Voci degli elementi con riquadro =
###

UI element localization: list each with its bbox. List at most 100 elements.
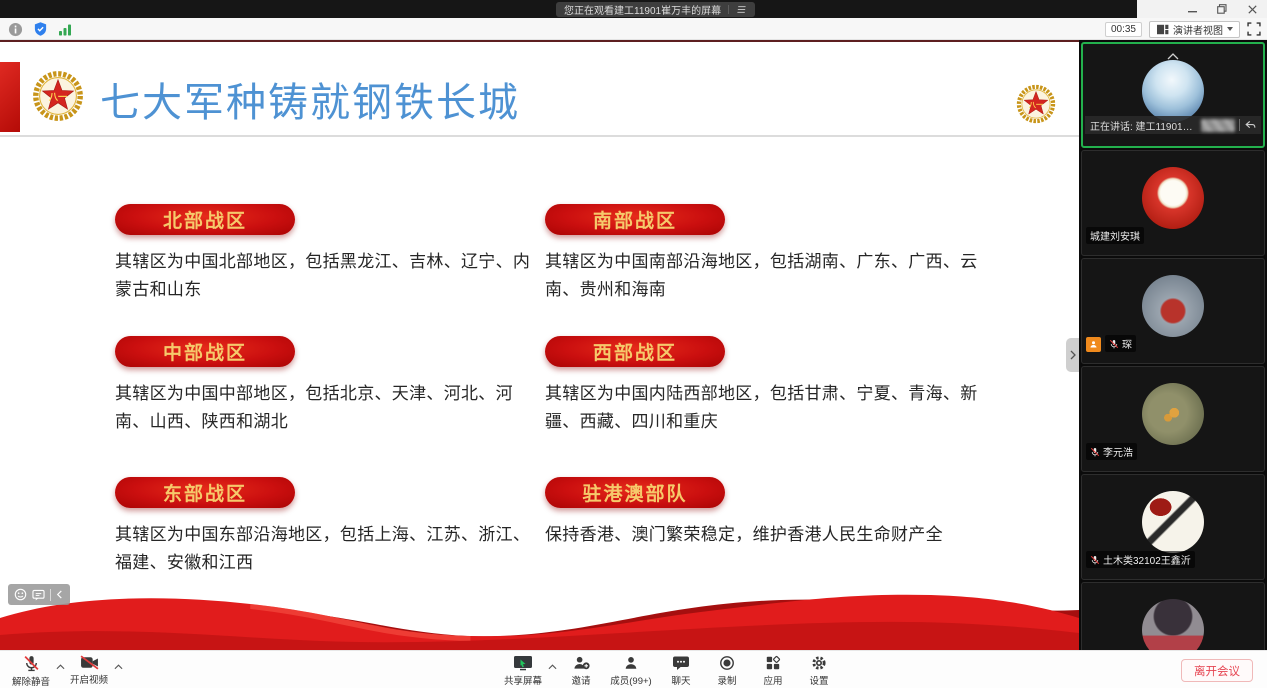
participant-name: 土木类32102王鑫沂 <box>1103 552 1191 567</box>
section-pill: 东部战区 <box>115 477 295 508</box>
meeting-timer: 00:35 <box>1105 22 1142 37</box>
emoji-reaction-icon[interactable] <box>14 588 27 601</box>
title-divider-line <box>0 135 1079 137</box>
quick-chat-icon[interactable] <box>32 589 45 601</box>
section-hk-macau-garrison: 驻港澳部队 保持香港、澳门繁荣稳定，维护香港人民生命财产全 <box>545 477 995 549</box>
unmute-button[interactable]: 解除静音 <box>8 651 54 688</box>
record-label: 录制 <box>717 673 736 687</box>
video-options-caret[interactable] <box>112 651 124 670</box>
avatar <box>1142 275 1204 337</box>
restore-icon <box>1217 4 1227 14</box>
participant-tile[interactable]: 李元浩 <box>1081 366 1265 472</box>
avatar <box>1142 383 1204 445</box>
section-pill-label: 东部战区 <box>163 479 247 506</box>
participant-tile[interactable]: 城建刘安琪 <box>1081 150 1265 256</box>
members-icon <box>623 655 639 671</box>
main-area: 八一 七大军种铸就钢铁长城 八一 北部战区 其辖区为中国北部地区，包括黑龙江、吉… <box>0 40 1267 650</box>
view-mode-caret-icon <box>1227 27 1233 31</box>
restore-button[interactable] <box>1207 0 1237 18</box>
participant-name: 正在讲话: 建工11901崔万... <box>1090 118 1197 133</box>
avatar <box>1142 167 1204 229</box>
toolbar-left-icons <box>8 18 72 40</box>
start-video-label: 开启视频 <box>70 672 108 686</box>
chat-label: 聊天 <box>671 673 690 687</box>
network-signal-icon[interactable] <box>58 23 72 36</box>
center-controls: 共享屏幕 邀请 成员(99+) <box>500 651 842 688</box>
mic-muted-icon <box>1090 555 1100 565</box>
fullscreen-icon[interactable] <box>1247 22 1261 36</box>
meeting-control-bar: 解除静音 开启视频 <box>0 650 1267 688</box>
section-desc: 其辖区为中国南部沿海地区，包括湖南、广东、广西、云南、贵州和海南 <box>545 248 995 303</box>
participant-name-chip: 土木类32102王鑫沂 <box>1086 551 1195 568</box>
reply-arrow-icon[interactable] <box>1244 119 1256 131</box>
participants-sidebar: 正在讲话: 建工11901崔万... 城建刘安琪 <box>1079 40 1267 650</box>
share-screen-button[interactable]: 共享屏幕 <box>500 651 546 687</box>
security-shield-icon[interactable] <box>33 21 48 37</box>
section-pill: 西部战区 <box>545 336 725 367</box>
start-video-button[interactable]: 开启视频 <box>66 651 112 686</box>
reaction-toolbar <box>8 584 70 605</box>
record-button[interactable]: 录制 <box>704 651 750 687</box>
meeting-info-icon[interactable] <box>8 22 23 37</box>
invite-button[interactable]: 邀请 <box>558 651 604 687</box>
unmute-label: 解除静音 <box>12 674 50 688</box>
section-desc: 其辖区为中国内陆西部地区，包括甘肃、宁夏、青海、新疆、西藏、四川和重庆 <box>545 380 995 435</box>
slide-title: 七大军种铸就钢铁长城 <box>100 70 520 128</box>
participant-tile-speaker[interactable]: 正在讲话: 建工11901崔万... <box>1081 42 1265 148</box>
slide-red-accent-block <box>0 62 20 132</box>
invite-person-icon <box>573 655 590 671</box>
chat-button[interactable]: 聊天 <box>658 651 704 687</box>
divider <box>50 589 51 601</box>
close-button[interactable] <box>1237 0 1267 18</box>
leave-meeting-button[interactable]: 离开会议 <box>1181 659 1253 682</box>
watching-banner: 您正在观看建工11901崔万丰的屏幕 <box>556 2 755 17</box>
participant-name: 城建刘安琪 <box>1090 228 1140 243</box>
audio-video-controls: 解除静音 开启视频 <box>8 651 124 688</box>
section-pill-label: 中部战区 <box>163 338 247 365</box>
section-desc: 其辖区为中国中部地区，包括北京、天津、河北、河南、山西、陕西和湖北 <box>115 380 535 435</box>
share-options-caret[interactable] <box>546 651 558 670</box>
participant-name: 李元浩 <box>1103 444 1133 459</box>
section-east-theater: 东部战区 其辖区为中国东部沿海地区，包括上海、江苏、浙江、福建、安徽和江西 <box>115 477 535 576</box>
svg-text:八一: 八一 <box>48 92 68 102</box>
settings-button[interactable]: 设置 <box>796 651 842 687</box>
members-button[interactable]: 成员(99+) <box>604 651 658 687</box>
apps-button[interactable]: 应用 <box>750 651 796 687</box>
avatar <box>1142 491 1204 553</box>
banner-menu-icon[interactable] <box>735 5 747 14</box>
mic-muted-icon <box>23 655 40 672</box>
section-pill: 中部战区 <box>115 336 295 367</box>
participant-tile[interactable] <box>1081 582 1265 650</box>
collapse-left-icon[interactable] <box>56 590 63 599</box>
speaker-view-layout-icon <box>1156 24 1169 35</box>
watching-banner-text: 您正在观看建工11901崔万丰的屏幕 <box>564 2 721 17</box>
meeting-toolbar-top: 00:35 演讲者视图 <box>0 18 1267 40</box>
mic-muted-icon <box>1109 339 1119 349</box>
hand-raised-badge-icon <box>1086 337 1101 352</box>
section-south-theater: 南部战区 其辖区为中国南部沿海地区，包括湖南、广东、广西、云南、贵州和海南 <box>545 204 995 303</box>
participant-tile[interactable]: 琛 <box>1081 258 1265 364</box>
avatar <box>1142 599 1204 650</box>
svg-text:八一: 八一 <box>1028 101 1043 109</box>
camera-off-icon <box>80 655 99 670</box>
share-screen-icon <box>513 655 533 671</box>
blurred-region <box>1201 119 1235 132</box>
share-screen-label: 共享屏幕 <box>504 673 542 687</box>
view-mode-button[interactable]: 演讲者视图 <box>1149 21 1240 38</box>
section-pill-label: 驻港澳部队 <box>582 479 687 506</box>
avatar <box>1142 60 1204 122</box>
settings-label: 设置 <box>809 673 828 687</box>
section-north-theater: 北部战区 其辖区为中国北部地区，包括黑龙江、吉林、辽宁、内蒙古和山东 <box>115 204 535 303</box>
section-central-theater: 中部战区 其辖区为中国中部地区，包括北京、天津、河北、河南、山西、陕西和湖北 <box>115 336 535 435</box>
pla-emblem-right: 八一 <box>1016 84 1056 124</box>
minimize-button[interactable] <box>1177 0 1207 18</box>
section-desc: 其辖区为中国北部地区，包括黑龙江、吉林、辽宁、内蒙古和山东 <box>115 248 535 303</box>
chat-icon <box>672 655 690 671</box>
members-label: 成员(99+) <box>610 673 651 687</box>
invite-label: 邀请 <box>571 673 590 687</box>
audio-options-caret[interactable] <box>54 651 66 670</box>
view-mode-label: 演讲者视图 <box>1173 22 1223 37</box>
participant-tile[interactable]: 土木类32102王鑫沂 <box>1081 474 1265 580</box>
section-pill: 驻港澳部队 <box>545 477 725 508</box>
sidebar-toggle-tab[interactable] <box>1066 338 1079 372</box>
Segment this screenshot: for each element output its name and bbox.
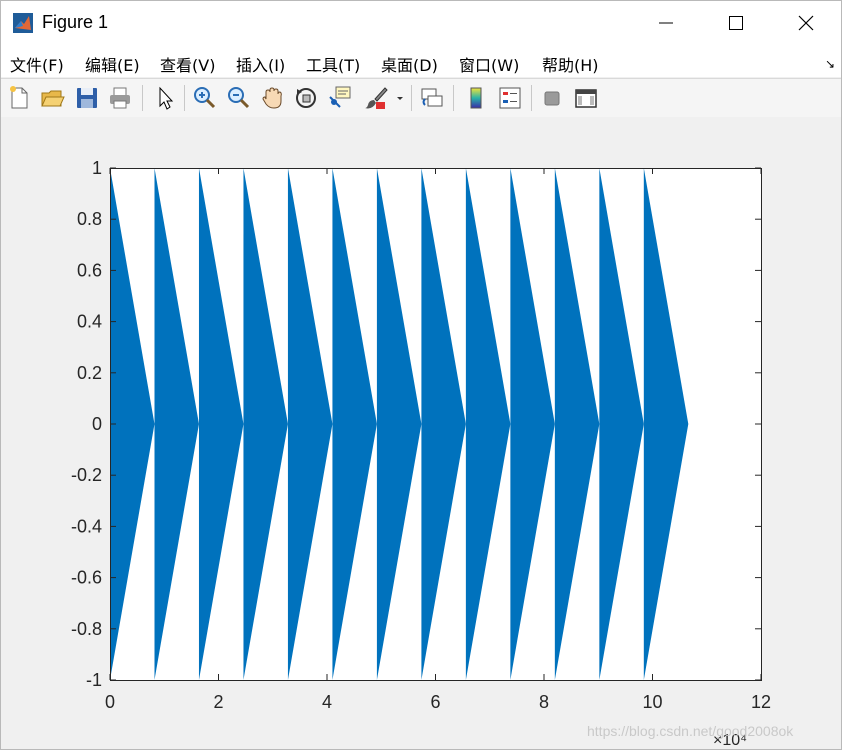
pan-hand-icon[interactable] (259, 85, 285, 111)
y-tick-label: 0.6 (77, 260, 102, 280)
watermark-text: https://blog.csdn.net/good2008ok (587, 723, 794, 739)
toolbar-separator (531, 85, 532, 111)
save-icon[interactable] (74, 85, 100, 111)
close-icon (798, 15, 814, 31)
show-plot-tools-icon[interactable] (573, 85, 599, 111)
menu-tools[interactable]: 工具(T) (306, 52, 360, 76)
y-tick-label: -1 (86, 670, 102, 690)
toolbar-separator (184, 85, 185, 111)
title-bar[interactable]: Figure 1 (1, 1, 841, 45)
new-figure-icon[interactable] (6, 85, 32, 111)
y-tick-label: 0 (92, 414, 102, 434)
minimize-button[interactable] (631, 1, 701, 45)
x-tick-label: 6 (430, 692, 440, 712)
toolbar-separator (142, 85, 143, 111)
toolbar-separator (453, 85, 454, 111)
figure-window: Figure 1 文件(F) 编辑(E) 查看(V) 插入(I) 工具(T) 桌… (0, 0, 842, 750)
y-tick-label: 1 (92, 158, 102, 178)
y-tick-label: -0.6 (71, 568, 102, 588)
x-tick-label: 2 (213, 692, 223, 712)
figure-toolbar (1, 78, 841, 118)
menu-edit[interactable]: 编辑(E) (85, 52, 140, 76)
brush-icon[interactable] (363, 85, 389, 111)
zoom-out-icon[interactable] (225, 85, 251, 111)
y-tick-label: -0.4 (71, 516, 102, 536)
minimize-icon (659, 22, 673, 24)
insert-legend-icon[interactable] (497, 85, 523, 111)
x-tick-label: 0 (105, 692, 115, 712)
x-tick-label: 4 (322, 692, 332, 712)
maximize-icon (729, 16, 743, 30)
hide-plot-tools-icon[interactable] (539, 85, 565, 111)
edit-plot-arrow-icon[interactable] (152, 85, 178, 111)
y-tick-label: -0.8 (71, 619, 102, 639)
x-tick-label: 8 (539, 692, 549, 712)
x-tick-label: 12 (751, 692, 771, 712)
menu-file[interactable]: 文件(F) (10, 52, 64, 76)
x-tick-label: 10 (642, 692, 662, 712)
rotate-3d-icon[interactable] (293, 85, 319, 111)
menu-insert[interactable]: 插入(I) (236, 52, 285, 76)
plot-axes[interactable]: 0 2 4 6 8 10 12 1 0.8 0.6 0.4 0.2 0 -0.2 -0.4 -0.6 -0.8 -… (1, 117, 841, 749)
close-button[interactable] (771, 1, 841, 45)
toolbar-separator (411, 85, 412, 111)
open-file-icon[interactable] (39, 85, 65, 111)
link-plot-icon[interactable] (419, 85, 445, 111)
insert-colorbar-icon[interactable] (463, 85, 489, 111)
undock-arrow-icon[interactable]: ↘ (825, 57, 835, 71)
figure-canvas: 0 2 4 6 8 10 12 1 0.8 0.6 0.4 0.2 0 -0.2 -0.4 -0.6 -0.8 -… (1, 117, 841, 749)
brush-dropdown-icon[interactable] (394, 85, 406, 111)
maximize-button[interactable] (701, 1, 771, 45)
window-title: Figure 1 (42, 12, 109, 32)
menu-help[interactable]: 帮助(H) (542, 52, 599, 76)
data-cursor-icon[interactable] (327, 85, 353, 111)
zoom-in-icon[interactable] (191, 85, 217, 111)
menu-bar: 文件(F) 编辑(E) 查看(V) 插入(I) 工具(T) 桌面(D) 窗口(W… (1, 45, 841, 77)
y-tick-label: 0.2 (77, 363, 102, 383)
menu-window[interactable]: 窗口(W) (459, 52, 519, 76)
y-tick-label: 0.8 (77, 209, 102, 229)
menu-view[interactable]: 查看(V) (160, 52, 215, 76)
menu-desktop[interactable]: 桌面(D) (381, 52, 438, 76)
y-tick-label: 0.4 (77, 312, 102, 332)
y-tick-label: -0.2 (71, 465, 102, 485)
print-icon[interactable] (107, 85, 133, 111)
matlab-logo-icon (13, 13, 33, 33)
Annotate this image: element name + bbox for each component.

###

RICHIESTA SCRITTA = Esprimi in una tabella Markdown, con le colonne Numero e Riga, tutte le righe a partire da quella che contiene "participant-name: 土木类32102王鑫沂 <box>1103" fino a quella che contiene "center-controls: 共享屏幕 邀请", estremi inclusi, tralasciando le righe vuote.

RISULTATO CORRETTO =
| Numero | Riga |
|---|---|
| 1 | participant-name: 土木类32102王鑫沂 <box>1103 552 1191 567</box> |
| 2 | section-pill: 东部战区 <box>115 477 295 508</box> |
| 3 | meeting-timer: 00:35 <box>1105 22 1142 37</box> |
| 4 | emoji-reaction-icon[interactable] <box>14 588 27 601</box> |
| 5 | title-divider-line <box>0 135 1079 137</box> |
| 6 | quick-chat-icon[interactable] <box>32 589 45 601</box> |
| 7 | section-hk-macau-garrison: 驻港澳部队 保持香港、澳门繁荣稳定，维护香港人民生命财产全 <box>545 477 995 549</box> |
| 8 | unmute-button[interactable]: 解除静音 <box>8 651 54 688</box> |
| 9 | record-label: 录制 <box>717 673 736 687</box> |
| 10 | video-options-caret[interactable] <box>112 651 124 670</box> |
| 11 | avatar <box>1142 275 1204 337</box> |
| 12 | restore-icon <box>1217 4 1227 14</box> |
| 13 | participant-tile[interactable]: 李元浩 <box>1081 366 1265 472</box> |
| 14 | avatar <box>1142 383 1204 445</box> |
| 15 | section-pill-label: 东部战区 <box>163 479 247 506</box> |
| 16 | participant-tile[interactable]: 城建刘安琪 <box>1081 150 1265 256</box> |
| 17 | members-icon <box>623 655 639 671</box> |
| 18 | main-area: 八一 七大军种铸就钢铁长城 八一 北部战区 其辖区为中国北部地区，包括黑龙江、吉… <box>0 40 1267 650</box> |
| 19 | view-mode-caret-icon <box>1227 27 1233 31</box> |
| 20 | restore-button[interactable] <box>1207 0 1237 18</box> |
| 21 | participant-name: 正在讲话: 建工11901崔万... <box>1090 118 1197 133</box> |
| 22 | avatar <box>1142 167 1204 229</box> |
| 23 | toolbar-left-icons <box>8 18 72 40</box> |
| 24 | start-video-label: 开启视频 <box>70 672 108 686</box> |
| 25 | chat-label: 聊天 <box>671 673 690 687</box> |
| 26 | network-signal-icon[interactable] <box>58 23 72 36</box> |
| 27 | center-controls: 共享屏幕 邀请 成员(99+) <box>500 651 842 688</box> |